PROBLEM DETAILS: Return every line below in which "String" appears.
┌─ GIVEN RECORDS
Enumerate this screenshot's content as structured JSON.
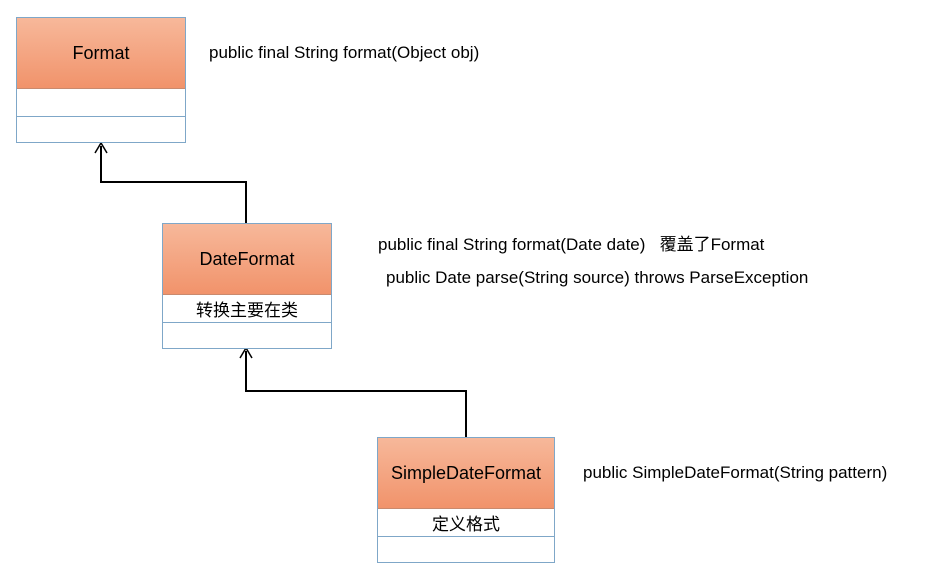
{
  "classes": {
    "format": {
      "name": "Format",
      "rows": [
        "",
        ""
      ]
    },
    "dateformat": {
      "name": "DateFormat",
      "rows": [
        "转换主要在类",
        ""
      ]
    },
    "simpledateformat": {
      "name": "SimpleDateFormat",
      "rows": [
        "定义格式",
        ""
      ]
    }
  },
  "notes": {
    "format_method": "public final String format(Object obj)",
    "dateformat_format": "public final String format(Date date)   覆盖了Format",
    "dateformat_parse": "public Date parse(String source) throws ParseException",
    "simpledateformat_ctor": "public SimpleDateFormat(String pattern)"
  },
  "colors": {
    "header_fill": "#f1936b",
    "box_border": "#7fa7c8",
    "connector": "#000000"
  }
}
└─
EXERCISE OUTPUT:
    "format_method": "public final String format(Object obj)",
    "dateformat_format": "public final String format(Date date)   覆盖了Format",
    "dateformat_parse": "public Date parse(String source) throws ParseException",
    "simpledateformat_ctor": "public SimpleDateFormat(String pattern)"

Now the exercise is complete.